YOUR INSTRUCTIONS »
Output every entry exactly as given.

--- Start of DATA TO PROCESS ---

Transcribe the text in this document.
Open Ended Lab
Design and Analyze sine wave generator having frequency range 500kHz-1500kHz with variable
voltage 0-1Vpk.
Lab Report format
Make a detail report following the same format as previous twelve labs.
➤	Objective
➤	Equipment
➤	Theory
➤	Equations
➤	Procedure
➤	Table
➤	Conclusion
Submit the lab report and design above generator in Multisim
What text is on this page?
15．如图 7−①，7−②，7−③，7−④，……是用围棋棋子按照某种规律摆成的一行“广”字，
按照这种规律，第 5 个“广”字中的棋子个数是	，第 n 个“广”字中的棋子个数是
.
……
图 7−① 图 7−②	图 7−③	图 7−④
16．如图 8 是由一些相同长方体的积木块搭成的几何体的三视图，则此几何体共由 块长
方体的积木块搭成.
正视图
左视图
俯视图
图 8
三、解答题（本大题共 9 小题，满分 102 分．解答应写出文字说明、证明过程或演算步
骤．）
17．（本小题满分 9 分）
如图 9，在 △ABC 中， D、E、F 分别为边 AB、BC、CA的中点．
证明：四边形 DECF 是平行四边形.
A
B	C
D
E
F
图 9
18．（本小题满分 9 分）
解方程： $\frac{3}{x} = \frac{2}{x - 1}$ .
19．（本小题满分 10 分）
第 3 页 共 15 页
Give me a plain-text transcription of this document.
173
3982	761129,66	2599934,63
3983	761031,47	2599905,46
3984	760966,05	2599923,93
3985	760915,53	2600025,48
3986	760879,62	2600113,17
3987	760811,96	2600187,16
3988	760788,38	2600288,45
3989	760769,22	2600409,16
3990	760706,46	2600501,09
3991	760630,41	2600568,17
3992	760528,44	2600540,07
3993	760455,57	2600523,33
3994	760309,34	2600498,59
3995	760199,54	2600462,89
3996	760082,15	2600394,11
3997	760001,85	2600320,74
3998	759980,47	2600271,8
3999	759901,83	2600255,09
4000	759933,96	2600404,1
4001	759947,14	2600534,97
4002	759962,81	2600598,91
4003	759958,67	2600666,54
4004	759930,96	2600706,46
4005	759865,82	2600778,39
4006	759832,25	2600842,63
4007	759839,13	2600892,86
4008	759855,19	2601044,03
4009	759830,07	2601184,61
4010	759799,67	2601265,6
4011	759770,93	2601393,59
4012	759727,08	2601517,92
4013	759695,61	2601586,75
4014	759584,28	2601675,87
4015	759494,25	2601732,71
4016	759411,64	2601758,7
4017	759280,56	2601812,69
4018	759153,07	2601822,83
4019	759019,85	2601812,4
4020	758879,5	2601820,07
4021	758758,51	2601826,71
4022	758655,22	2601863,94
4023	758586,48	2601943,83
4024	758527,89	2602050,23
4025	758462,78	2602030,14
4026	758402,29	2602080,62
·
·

--- End of DATA TO PROCESS ---

SOLUTION TO THE PROBLEM »
Transcribe the text in this document.
Open Ended Lab
Design and Analyze sine wave generator having frequency range 500kHz-1500kHz with variable
voltage 0-1Vpk.
Lab Report format
Make a detail report following the same format as previous twelve labs.
➤	Objective
➤	Equipment
➤	Theory
➤	Equations
➤	Procedure
➤	Table
➤	Conclusion
Submit the lab report and design above generator in Multisim
What text is on this page?
15．如图 7−①，7−②，7−③，7−④，……是用围棋棋子按照某种规律摆成的一行“广”字，
按照这种规律，第 5 个“广”字中的棋子个数是	，第 n 个“广”字中的棋子个数是
.
……
图 7−① 图 7−②	图 7−③	图 7−④
16．如图 8 是由一些相同长方体的积木块搭成的几何体的三视图，则此几何体共由 块长
方体的积木块搭成.
正视图
左视图
俯视图
图 8
三、解答题（本大题共 9 小题，满分 102 分．解答应写出文字说明、证明过程或演算步
骤．）
17．（本小题满分 9 分）
如图 9，在 △ABC 中， D、E、F 分别为边 AB、BC、CA的中点．
证明：四边形 DECF 是平行四边形.
A
B	C
D
E
F
图 9
18．（本小题满分 9 分）
解方程： $\frac{3}{x} = \frac{2}{x - 1}$ .
19．（本小题满分 10 分）
第 3 页 共 15 页
Give me a plain-text transcription of this document.
173
3982	761129,66	2599934,63
3983	761031,47	2599905,46
3984	760966,05	2599923,93
3985	760915,53	2600025,48
3986	760879,62	2600113,17
3987	760811,96	2600187,16
3988	760788,38	2600288,45
3989	760769,22	2600409,16
3990	760706,46	2600501,09
3991	760630,41	2600568,17
3992	760528,44	2600540,07
3993	760455,57	2600523,33
3994	760309,34	2600498,59
3995	760199,54	2600462,89
3996	760082,15	2600394,11
3997	760001,85	2600320,74
3998	759980,47	2600271,8
3999	759901,83	2600255,09
4000	759933,96	2600404,1
4001	759947,14	2600534,97
4002	759962,81	2600598,91
4003	759958,67	2600666,54
4004	759930,96	2600706,46
4005	759865,82	2600778,39
4006	759832,25	2600842,63
4007	759839,13	2600892,86
4008	759855,19	2601044,03
4009	759830,07	2601184,61
4010	759799,67	2601265,6
4011	759770,93	2601393,59
4012	759727,08	2601517,92
4013	759695,61	2601586,75
4014	759584,28	2601675,87
4015	759494,25	2601732,71
4016	759411,64	2601758,7
4017	759280,56	2601812,69
4018	759153,07	2601822,83
4019	759019,85	2601812,4
4020	758879,5	2601820,07
4021	758758,51	2601826,71
4022	758655,22	2601863,94
4023	758586,48	2601943,83
4024	758527,89	2602050,23
4025	758462,78	2602030,14
4026	758402,29	2602080,62
·
·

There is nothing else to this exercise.